Work to do -> Gather the lines that hold the string "structured".
==== Excerpted records ====
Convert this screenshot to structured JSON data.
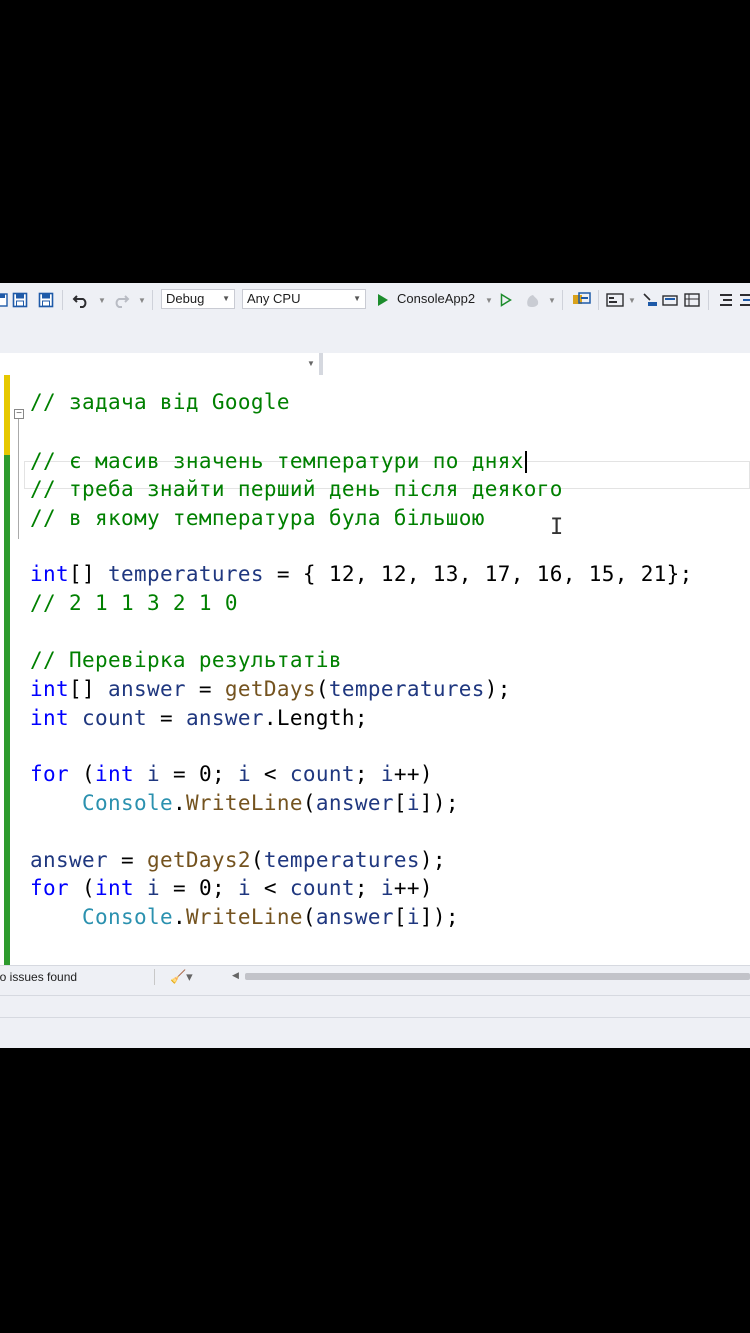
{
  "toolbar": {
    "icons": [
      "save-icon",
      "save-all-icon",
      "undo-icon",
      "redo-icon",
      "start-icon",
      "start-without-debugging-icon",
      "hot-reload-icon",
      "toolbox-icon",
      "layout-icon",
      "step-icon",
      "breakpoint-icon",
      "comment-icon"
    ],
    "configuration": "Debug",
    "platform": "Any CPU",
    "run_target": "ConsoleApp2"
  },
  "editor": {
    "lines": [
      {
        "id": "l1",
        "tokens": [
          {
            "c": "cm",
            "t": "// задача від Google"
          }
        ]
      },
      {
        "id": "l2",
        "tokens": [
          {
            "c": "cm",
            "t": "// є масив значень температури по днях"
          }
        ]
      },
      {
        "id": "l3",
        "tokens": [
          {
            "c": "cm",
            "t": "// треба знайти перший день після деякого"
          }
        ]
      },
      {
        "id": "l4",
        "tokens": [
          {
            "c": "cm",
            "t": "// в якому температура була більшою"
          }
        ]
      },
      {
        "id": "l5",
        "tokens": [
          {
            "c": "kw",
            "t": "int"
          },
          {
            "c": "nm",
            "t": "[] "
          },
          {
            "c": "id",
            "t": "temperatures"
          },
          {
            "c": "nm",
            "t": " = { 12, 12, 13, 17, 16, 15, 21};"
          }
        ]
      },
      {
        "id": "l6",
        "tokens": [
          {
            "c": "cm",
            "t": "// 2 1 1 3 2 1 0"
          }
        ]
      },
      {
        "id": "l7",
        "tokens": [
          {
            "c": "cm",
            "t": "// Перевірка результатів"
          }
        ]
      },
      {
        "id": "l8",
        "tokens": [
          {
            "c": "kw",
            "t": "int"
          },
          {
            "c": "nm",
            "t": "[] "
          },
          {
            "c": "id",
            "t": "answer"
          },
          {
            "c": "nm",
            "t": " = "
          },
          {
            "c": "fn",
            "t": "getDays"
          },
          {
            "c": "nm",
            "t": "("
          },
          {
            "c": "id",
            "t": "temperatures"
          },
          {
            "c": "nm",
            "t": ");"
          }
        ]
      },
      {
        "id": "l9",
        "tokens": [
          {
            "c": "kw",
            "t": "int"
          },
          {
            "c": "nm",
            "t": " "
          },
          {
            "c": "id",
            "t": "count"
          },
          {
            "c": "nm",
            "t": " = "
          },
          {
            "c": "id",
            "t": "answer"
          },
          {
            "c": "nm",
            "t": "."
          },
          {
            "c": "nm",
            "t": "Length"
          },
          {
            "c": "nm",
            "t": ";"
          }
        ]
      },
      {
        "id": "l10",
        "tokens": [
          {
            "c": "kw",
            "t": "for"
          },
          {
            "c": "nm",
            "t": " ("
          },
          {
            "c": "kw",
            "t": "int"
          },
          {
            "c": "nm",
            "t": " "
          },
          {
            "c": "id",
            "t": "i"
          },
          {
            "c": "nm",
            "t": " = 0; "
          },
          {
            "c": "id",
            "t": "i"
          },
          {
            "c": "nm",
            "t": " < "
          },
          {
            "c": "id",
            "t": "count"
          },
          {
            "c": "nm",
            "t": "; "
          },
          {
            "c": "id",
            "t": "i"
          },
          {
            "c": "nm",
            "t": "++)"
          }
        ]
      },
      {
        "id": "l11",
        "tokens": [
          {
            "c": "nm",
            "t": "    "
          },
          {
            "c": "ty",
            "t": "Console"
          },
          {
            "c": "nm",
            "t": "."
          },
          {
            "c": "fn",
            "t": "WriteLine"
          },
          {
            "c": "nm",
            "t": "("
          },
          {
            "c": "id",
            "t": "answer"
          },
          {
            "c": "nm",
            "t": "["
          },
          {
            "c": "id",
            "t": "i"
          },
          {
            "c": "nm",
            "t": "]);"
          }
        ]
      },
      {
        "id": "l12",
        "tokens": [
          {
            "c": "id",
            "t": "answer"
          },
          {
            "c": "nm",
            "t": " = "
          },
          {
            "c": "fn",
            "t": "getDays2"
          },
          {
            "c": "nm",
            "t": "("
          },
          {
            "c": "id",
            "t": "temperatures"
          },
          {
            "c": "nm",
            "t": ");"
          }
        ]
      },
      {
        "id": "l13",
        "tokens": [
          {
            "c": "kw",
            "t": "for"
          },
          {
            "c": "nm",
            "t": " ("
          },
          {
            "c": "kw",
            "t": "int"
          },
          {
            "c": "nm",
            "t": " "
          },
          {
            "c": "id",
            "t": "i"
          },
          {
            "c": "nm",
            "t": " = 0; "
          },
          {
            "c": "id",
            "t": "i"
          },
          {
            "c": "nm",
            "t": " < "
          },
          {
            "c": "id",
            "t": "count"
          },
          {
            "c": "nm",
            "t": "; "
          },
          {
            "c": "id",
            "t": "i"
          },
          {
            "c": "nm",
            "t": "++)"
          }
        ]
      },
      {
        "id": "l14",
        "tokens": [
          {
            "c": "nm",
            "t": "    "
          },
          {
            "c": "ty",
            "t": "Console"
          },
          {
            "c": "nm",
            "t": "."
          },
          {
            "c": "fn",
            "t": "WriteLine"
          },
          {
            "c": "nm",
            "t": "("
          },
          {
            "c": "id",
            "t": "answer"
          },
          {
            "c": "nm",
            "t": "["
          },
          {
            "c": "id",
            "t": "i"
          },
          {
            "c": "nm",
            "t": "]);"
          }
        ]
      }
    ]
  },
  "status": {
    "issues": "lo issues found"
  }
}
====
==== Excerpted records ====
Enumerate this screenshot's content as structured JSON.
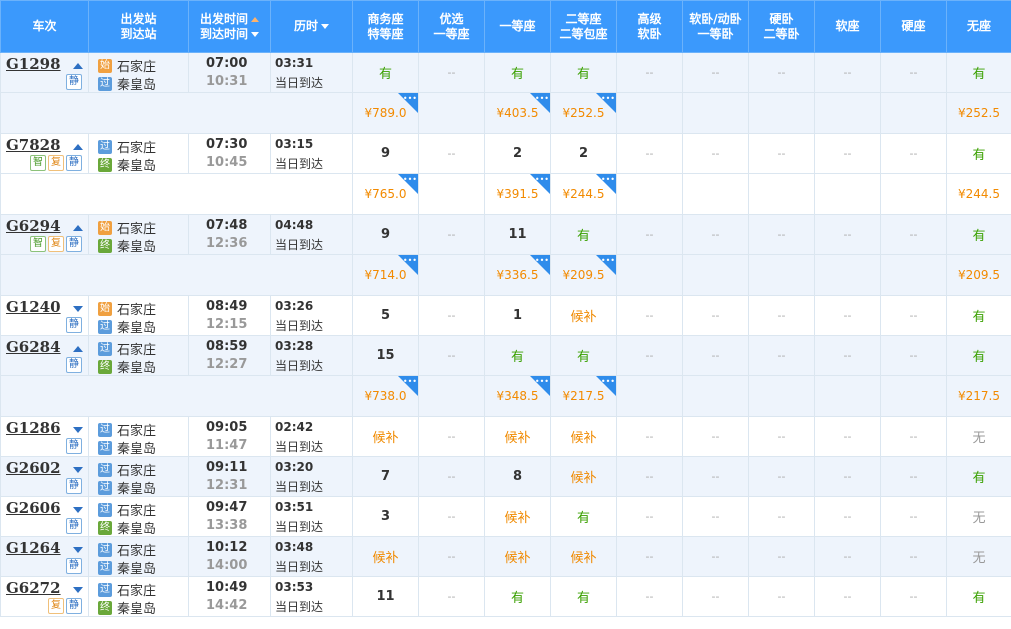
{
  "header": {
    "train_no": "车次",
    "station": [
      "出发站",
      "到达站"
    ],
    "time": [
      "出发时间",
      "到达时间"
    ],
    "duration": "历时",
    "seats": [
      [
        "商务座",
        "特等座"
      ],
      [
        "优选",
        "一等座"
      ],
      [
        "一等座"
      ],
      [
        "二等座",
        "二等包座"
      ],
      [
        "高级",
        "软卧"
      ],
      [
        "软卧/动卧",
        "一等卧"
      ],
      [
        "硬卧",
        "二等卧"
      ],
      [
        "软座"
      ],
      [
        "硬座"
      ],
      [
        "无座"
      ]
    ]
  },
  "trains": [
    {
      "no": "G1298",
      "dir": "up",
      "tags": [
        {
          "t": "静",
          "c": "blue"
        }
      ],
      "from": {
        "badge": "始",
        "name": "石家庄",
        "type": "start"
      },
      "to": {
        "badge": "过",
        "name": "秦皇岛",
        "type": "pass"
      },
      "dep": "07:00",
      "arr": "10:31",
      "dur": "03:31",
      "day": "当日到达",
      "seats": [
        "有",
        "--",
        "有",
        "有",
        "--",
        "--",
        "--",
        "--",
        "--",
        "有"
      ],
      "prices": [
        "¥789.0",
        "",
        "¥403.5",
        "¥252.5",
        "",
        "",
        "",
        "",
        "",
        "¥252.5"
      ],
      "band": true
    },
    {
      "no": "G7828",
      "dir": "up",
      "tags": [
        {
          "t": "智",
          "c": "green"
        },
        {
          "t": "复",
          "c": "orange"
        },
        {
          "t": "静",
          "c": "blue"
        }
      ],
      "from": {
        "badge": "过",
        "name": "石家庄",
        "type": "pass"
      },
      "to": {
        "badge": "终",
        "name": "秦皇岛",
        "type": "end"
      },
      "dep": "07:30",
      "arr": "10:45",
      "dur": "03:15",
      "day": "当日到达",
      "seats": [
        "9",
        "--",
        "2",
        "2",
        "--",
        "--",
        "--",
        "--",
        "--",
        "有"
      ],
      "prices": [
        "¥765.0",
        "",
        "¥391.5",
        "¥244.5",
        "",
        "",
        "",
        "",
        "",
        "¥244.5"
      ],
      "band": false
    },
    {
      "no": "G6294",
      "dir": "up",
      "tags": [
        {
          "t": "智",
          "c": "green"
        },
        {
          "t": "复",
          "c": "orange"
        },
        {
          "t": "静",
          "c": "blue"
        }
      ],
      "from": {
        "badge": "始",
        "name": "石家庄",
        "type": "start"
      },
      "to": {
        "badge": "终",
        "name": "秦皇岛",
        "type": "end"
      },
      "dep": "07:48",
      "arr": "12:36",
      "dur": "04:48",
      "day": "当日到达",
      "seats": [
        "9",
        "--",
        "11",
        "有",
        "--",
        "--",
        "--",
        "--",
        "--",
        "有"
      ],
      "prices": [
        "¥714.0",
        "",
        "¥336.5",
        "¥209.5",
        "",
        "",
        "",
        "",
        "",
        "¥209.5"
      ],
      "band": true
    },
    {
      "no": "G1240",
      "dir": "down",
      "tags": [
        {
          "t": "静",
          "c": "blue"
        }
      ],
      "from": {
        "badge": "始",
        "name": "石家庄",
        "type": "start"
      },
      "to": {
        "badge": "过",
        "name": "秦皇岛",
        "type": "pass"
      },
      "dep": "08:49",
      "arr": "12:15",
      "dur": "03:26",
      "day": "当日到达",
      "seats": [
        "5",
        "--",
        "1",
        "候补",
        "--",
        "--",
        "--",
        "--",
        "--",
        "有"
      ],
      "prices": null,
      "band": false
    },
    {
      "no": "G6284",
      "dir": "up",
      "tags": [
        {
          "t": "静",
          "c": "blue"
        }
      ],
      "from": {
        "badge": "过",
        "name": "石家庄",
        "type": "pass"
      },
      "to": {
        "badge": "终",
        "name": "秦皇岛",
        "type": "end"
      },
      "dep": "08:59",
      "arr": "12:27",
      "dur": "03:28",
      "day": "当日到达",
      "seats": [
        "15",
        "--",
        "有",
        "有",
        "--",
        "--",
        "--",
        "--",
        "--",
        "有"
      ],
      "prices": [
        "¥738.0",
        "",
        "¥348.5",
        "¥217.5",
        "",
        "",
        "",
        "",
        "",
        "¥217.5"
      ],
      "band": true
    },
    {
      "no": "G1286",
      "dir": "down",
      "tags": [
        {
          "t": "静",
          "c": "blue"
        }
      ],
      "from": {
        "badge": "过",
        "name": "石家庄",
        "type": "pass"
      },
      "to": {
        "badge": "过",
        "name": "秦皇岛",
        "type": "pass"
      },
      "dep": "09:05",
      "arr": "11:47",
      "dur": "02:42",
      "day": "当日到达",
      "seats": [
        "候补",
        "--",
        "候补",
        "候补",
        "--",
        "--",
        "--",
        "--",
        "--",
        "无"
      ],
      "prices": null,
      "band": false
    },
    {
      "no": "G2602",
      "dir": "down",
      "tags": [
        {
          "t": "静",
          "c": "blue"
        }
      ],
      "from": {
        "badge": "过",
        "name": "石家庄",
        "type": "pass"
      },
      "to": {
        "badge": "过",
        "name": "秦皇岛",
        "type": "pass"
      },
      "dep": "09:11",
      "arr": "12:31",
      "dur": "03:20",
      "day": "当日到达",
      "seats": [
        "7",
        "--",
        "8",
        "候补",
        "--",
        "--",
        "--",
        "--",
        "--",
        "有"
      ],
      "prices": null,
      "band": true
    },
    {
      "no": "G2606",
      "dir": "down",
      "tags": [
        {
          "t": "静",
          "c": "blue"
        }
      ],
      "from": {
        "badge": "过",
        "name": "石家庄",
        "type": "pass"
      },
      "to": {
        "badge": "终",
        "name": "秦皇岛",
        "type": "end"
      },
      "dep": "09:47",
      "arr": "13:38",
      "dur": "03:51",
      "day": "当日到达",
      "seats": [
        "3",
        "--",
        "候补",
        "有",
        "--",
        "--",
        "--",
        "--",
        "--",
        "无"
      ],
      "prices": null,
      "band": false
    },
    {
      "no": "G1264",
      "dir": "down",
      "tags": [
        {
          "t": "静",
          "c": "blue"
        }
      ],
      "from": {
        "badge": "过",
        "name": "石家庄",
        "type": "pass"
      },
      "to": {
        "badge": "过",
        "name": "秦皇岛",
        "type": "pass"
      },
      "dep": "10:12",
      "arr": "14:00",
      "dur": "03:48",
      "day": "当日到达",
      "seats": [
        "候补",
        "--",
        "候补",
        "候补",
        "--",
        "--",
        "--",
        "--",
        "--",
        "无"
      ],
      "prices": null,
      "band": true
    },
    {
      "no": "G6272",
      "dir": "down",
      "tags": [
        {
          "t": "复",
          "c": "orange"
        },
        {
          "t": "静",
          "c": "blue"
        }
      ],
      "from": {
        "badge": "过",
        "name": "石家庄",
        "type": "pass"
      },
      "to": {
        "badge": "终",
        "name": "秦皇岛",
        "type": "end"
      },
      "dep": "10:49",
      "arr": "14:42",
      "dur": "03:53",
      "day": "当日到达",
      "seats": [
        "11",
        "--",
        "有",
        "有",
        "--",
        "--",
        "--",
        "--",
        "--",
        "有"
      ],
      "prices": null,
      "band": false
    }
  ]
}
====
The result ->
Convert this screenshot to structured JSON data.
Enumerate this screenshot's content as structured JSON.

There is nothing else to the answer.